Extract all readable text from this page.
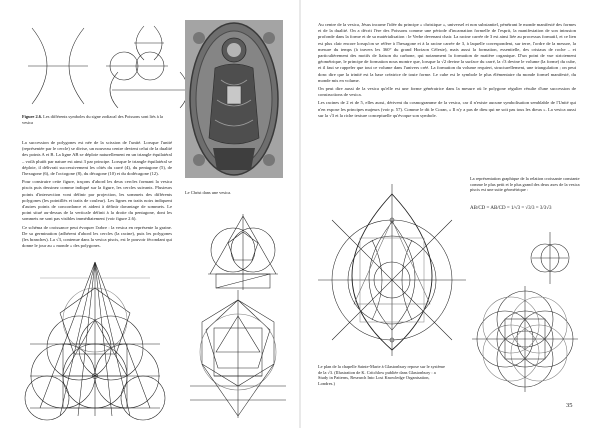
Figure 2.6. Les différents symboles du signe zodiacal des Poissons sont liés à la vesica
Le Christ dans une vesica.

La succession de polygones est née de la scission de l'unité. Lorsque l'unité (représentée par le cercle) se divise, un nouveau centre devient celui de la dualité des points A et B. La ligne AB se déploie naturellement en un triangle équilatéral – voilà plutôt par nature est ainsi 3 par principe. Lorsque le triangle équilatéral se déploie, il délivrait successivement les côtés du carré (4), du pentagone (5), de l'hexagone (6), de l'octogone (8), du décagone (10) et du dodécagone (12).

Pour construire cette figure, traçons d'abord les deux cercles formant la vesica piscis puis dessinez comme indiqué sur la figure, les cercles suivants. Plusieurs points d'intersection vont définir par projection, les sommets des différents polygones (les pointillés et traits de couleur). Les lignes en traits noirs indiquent d'autres points de concordance et aident à définir davantage de sommets. Le point situé au-dessus de la verticale définit à la droite du pentagone, dont les sommets ne sont pas visibles immédiatement (voir figure 2.6).

Ce schéma de croissance peut évoquer l'arbre : la vesica en représente la graine. De sa germination (adhérent d'abord les cercles (la racine), puis les polygones (les branches). La √3, contenue dans la vesica piscis, est le pouvoir fécondant qui donne le jour au « monde » des polygones.

Au centre de la vesica, Jésus incarne l'idée du principe « christique », universel et non substantiel, pénétrant le monde manifesté des formes et de la dualité. On a décrit l'ère des Poissons comme une période d'incarnation formelle de l'esprit, la manifestation de son intrusion profonde dans la forme et de sa matérialisation : le Verbe devenant chair. La racine carrée de 3 est ainsi liée au processus formatif, et ce lien est plus clair encore lorsqu'on se réfère à l'hexagone et à la racine carrée de 3, à laquelle correspondent, sur terre, l'ordre de la mesure, la mesure du temps (à travers les 360° du grand Horizon Céleste), mais aussi la formation, essentielle, des cristaux de roche – et particulièrement des motifs de liaison du carbone, qui notamment la formation de matière organique. D'un point de vue strictement géométrique, le principe de formation nous montre que, lorsque la √2 devine la surface du carré, la √3 devine le volume (la forme) du cube, et il faut se rappeler que tout ce volume dans l'univers créé. La formation du volume requiert, structurellement, une triangulation ; on peut donc dire que la trinité est la base créatrice de toute forme. Le cube est le symbole le plus élémentaire du monde formel manifesté, du monde mis en volume.

On peut dire aussi de la vesica qu'elle est une forme génératrice dans la mesure où le polygone régulier résulte d'une succession de constructions de vesica.

Les racines de 2 et de 5, elles aussi, dérivent du cosmogramme de la vesica, car il n'existe aucune symbolisation semblable de l'Unité qui n'en expose les principes majeurs (voir p. 57). Comme le dit le Coran, « Il n'y a pas de dieu qui ne soit pas tous les dieux ». La vesica aussi sur la √3 et la riche texture conceptuelle qu'évoque son symbole.

Le plan de la chapelle Sainte-Marie à Glastonbury repose sur le système de la √3. (Illustration de K. Critchlow publiée dans Glastonbury : a Study in Patterns, Research Into Lost Knowledge Organisation, Londres.)
La représentation graphique de la relation croissante constante comme le plus petit et le plus grand des deux axes de la vesica piscis est une suite géométrique :
AB/CD = AB/CD = 1/√3 = √3/3 = 3/3√3
35
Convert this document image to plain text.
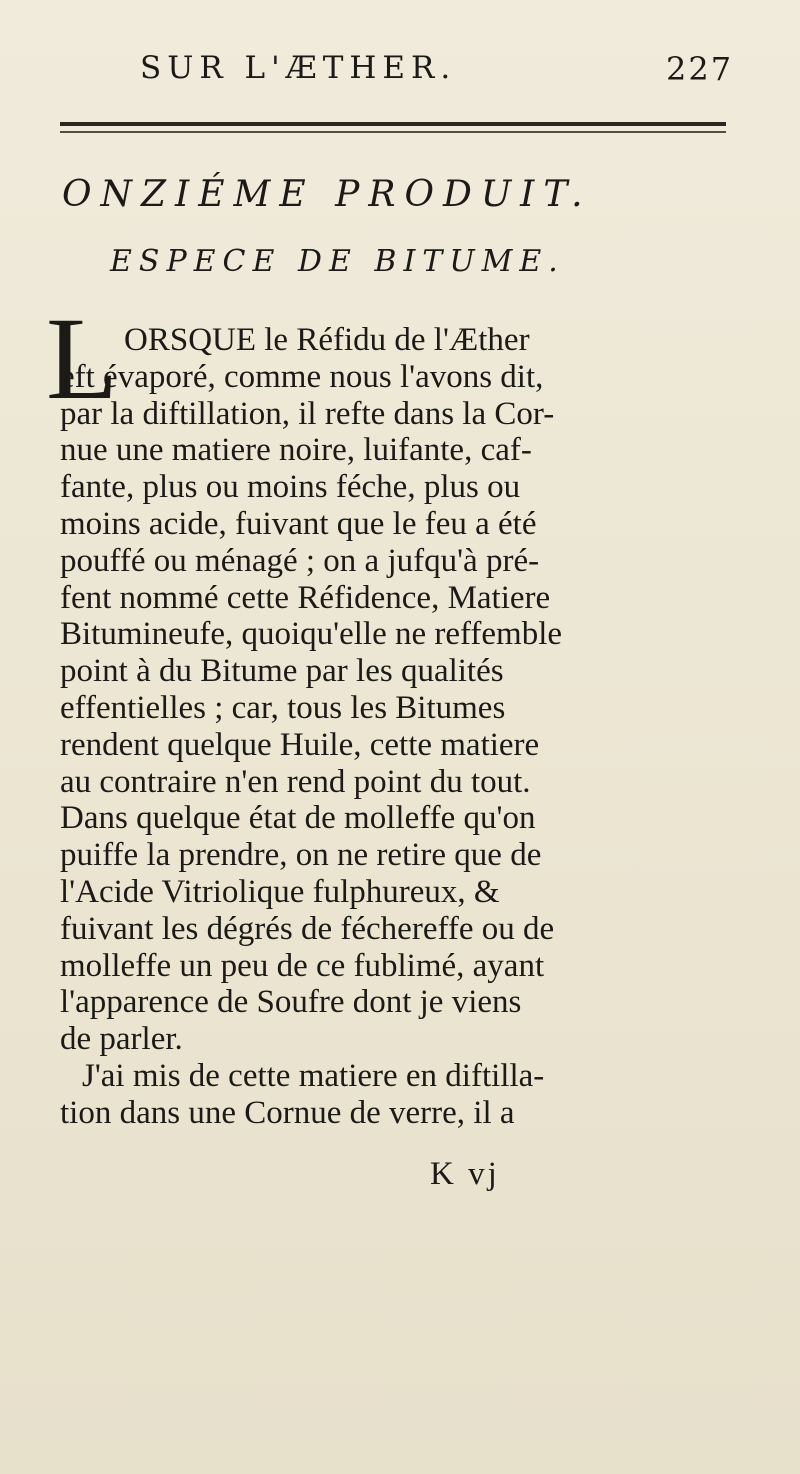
SUR L'ÆTHER.	227
ONZIÉME PRODUIT.
ESPECE DE BITUME.
L ORSQUE le Réfidu de l'Æther
eft évaporé, comme nous l'avons dit,
par la diftillation, il refte dans la Cor-
nue une matiere noire, luifante, caf-
fante, plus ou moins féche, plus ou
moins acide, fuivant que le feu a été
pouffé ou ménagé ; on a jufqu'à pré-
fent nommé cette Réfidence, Matiere
Bitumineufe, quoiqu'elle ne reffemble
point à du Bitume par les qualités
effentielles ; car, tous les Bitumes
rendent quelque Huile, cette matiere
au contraire n'en rend point du tout.
Dans quelque état de molleffe qu'on
puiffe la prendre, on ne retire que de
l'Acide Vitriolique fulphureux, &
fuivant les dégrés de féchereffe ou de
molleffe un peu de ce fublimé, ayant
l'apparence de Soufre dont je viens
de parler.
J'ai mis de cette matiere en diftilla-
tion dans une Cornue de verre, il a
K vj
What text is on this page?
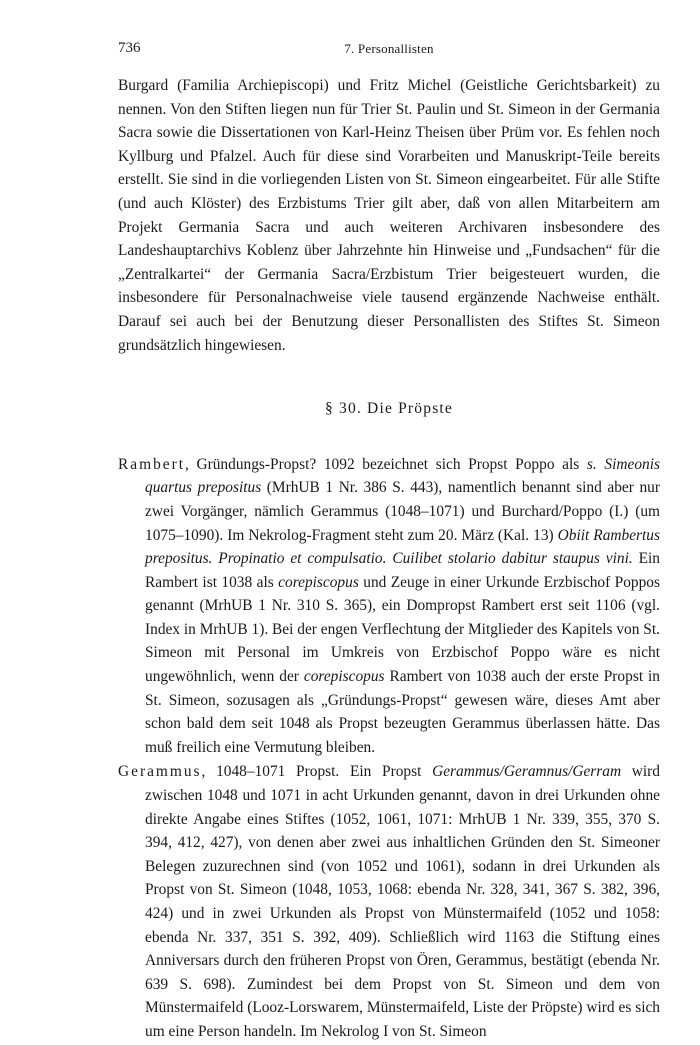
736	7. Personallisten

Burgard (Familia Archiepiscopi) und Fritz Michel (Geistliche Gerichtsbarkeit) zu nennen. Von den Stiften liegen nun für Trier St. Paulin und St. Simeon in der Germania Sacra sowie die Dissertationen von Karl-Heinz Theisen über Prüm vor. Es fehlen noch Kyllburg und Pfalzel. Auch für diese sind Vorarbeiten und Manuskript-Teile bereits erstellt. Sie sind in die vorliegenden Listen von St. Simeon eingearbeitet. Für alle Stifte (und auch Klöster) des Erzbistums Trier gilt aber, daß von allen Mitarbeitern am Projekt Germania Sacra und auch weiteren Archivaren insbesondere des Landeshauptarchivs Koblenz über Jahrzehnte hin Hinweise und „Fundsachen“ für die „Zentralkartei“ der Germania Sacra/Erzbistum Trier beigesteuert wurden, die insbesondere für Personalnachweise viele tausend ergänzende Nachweise enthält. Darauf sei auch bei der Benutzung dieser Personallisten des Stiftes St. Simeon grundsätzlich hingewiesen.

§ 30. Die Pröpste

Rambert, Gründungs-Propst? 1092 bezeichnet sich Propst Poppo als s. Simeonis quartus prepositus (MrhUB 1 Nr. 386 S. 443), namentlich benannt sind aber nur zwei Vorgänger, nämlich Gerammus (1048–1071) und Burchard/Poppo (I.) (um 1075–1090). Im Nekrolog-Fragment steht zum 20. März (Kal. 13) Obiit Rambertus prepositus. Propinatio et compulsatio. Cuilibet stolario dabitur staupus vini. Ein Rambert ist 1038 als corepiscopus und Zeuge in einer Urkunde Erzbischof Poppos genannt (MrhUB 1 Nr. 310 S. 365), ein Dompropst Rambert erst seit 1106 (vgl. Index in MrhUB 1). Bei der engen Verflechtung der Mitglieder des Kapitels von St. Simeon mit Personal im Umkreis von Erzbischof Poppo wäre es nicht ungewöhnlich, wenn der corepiscopus Rambert von 1038 auch der erste Propst in St. Simeon, sozusagen als „Gründungs-Propst“ gewesen wäre, dieses Amt aber schon bald dem seit 1048 als Propst bezeugten Gerammus überlassen hätte. Das muß freilich eine Vermutung bleiben.

Gerammus, 1048–1071 Propst. Ein Propst Gerammus/Geramnus/Gerram wird zwischen 1048 und 1071 in acht Urkunden genannt, davon in drei Urkunden ohne direkte Angabe eines Stiftes (1052, 1061, 1071: MrhUB 1 Nr. 339, 355, 370 S. 394, 412, 427), von denen aber zwei aus inhaltlichen Gründen den St. Simeoner Belegen zuzurechnen sind (von 1052 und 1061), sodann in drei Urkunden als Propst von St. Simeon (1048, 1053, 1068: ebenda Nr. 328, 341, 367 S. 382, 396, 424) und in zwei Urkunden als Propst von Münstermaifeld (1052 und 1058: ebenda Nr. 337, 351 S. 392, 409). Schließlich wird 1163 die Stiftung eines Anniversars durch den früheren Propst von Ören, Gerammus, bestätigt (ebenda Nr. 639 S. 698). Zumindest bei dem Propst von St. Simeon und dem von Münstermaifeld (Looz-Lorswarem, Münstermaifeld, Liste der Pröpste) wird es sich um eine Person handeln. Im Nekrolog I von St. Simeon
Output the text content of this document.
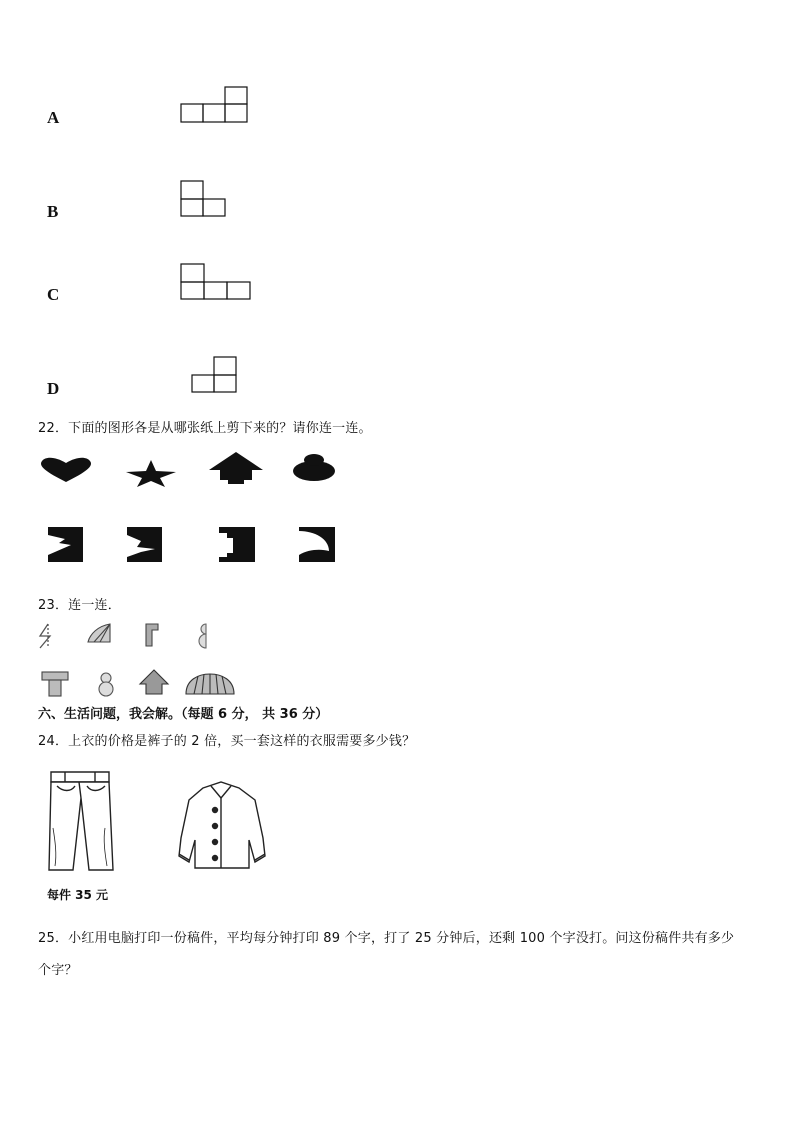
A
B
C
D
22．下面的图形各是从哪张纸上剪下来的？请你连一连。
23．连一连．
六、生活问题，我会解。（每题 6 分， 共 36 分）
24．上衣的价格是裤子的 2 倍，买一套这样的衣服需要多少钱？
每件 35 元
25．小红用电脑打印一份稿件，平均每分钟打印 89 个字，打了 25 分钟后，还剩 100 个字没打。问这份稿件共有多少
个字？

^^^^

[Work required]:
Set down the line containing "Output the text content of this document.", then every later line through the end of the material, exactly as written; omit any picture.

[Answer in full]:
Output the text content of this document.
A
B
C
D
22．下面的图形各是从哪张纸上剪下来的？请你连一连。
23．连一连．
六、生活问题，我会解。（每题 6 分， 共 36 分）
24．上衣的价格是裤子的 2 倍，买一套这样的衣服需要多少钱？
每件 35 元
25．小红用电脑打印一份稿件，平均每分钟打印 89 个字，打了 25 分钟后，还剩 100 个字没打。问这份稿件共有多少
个字？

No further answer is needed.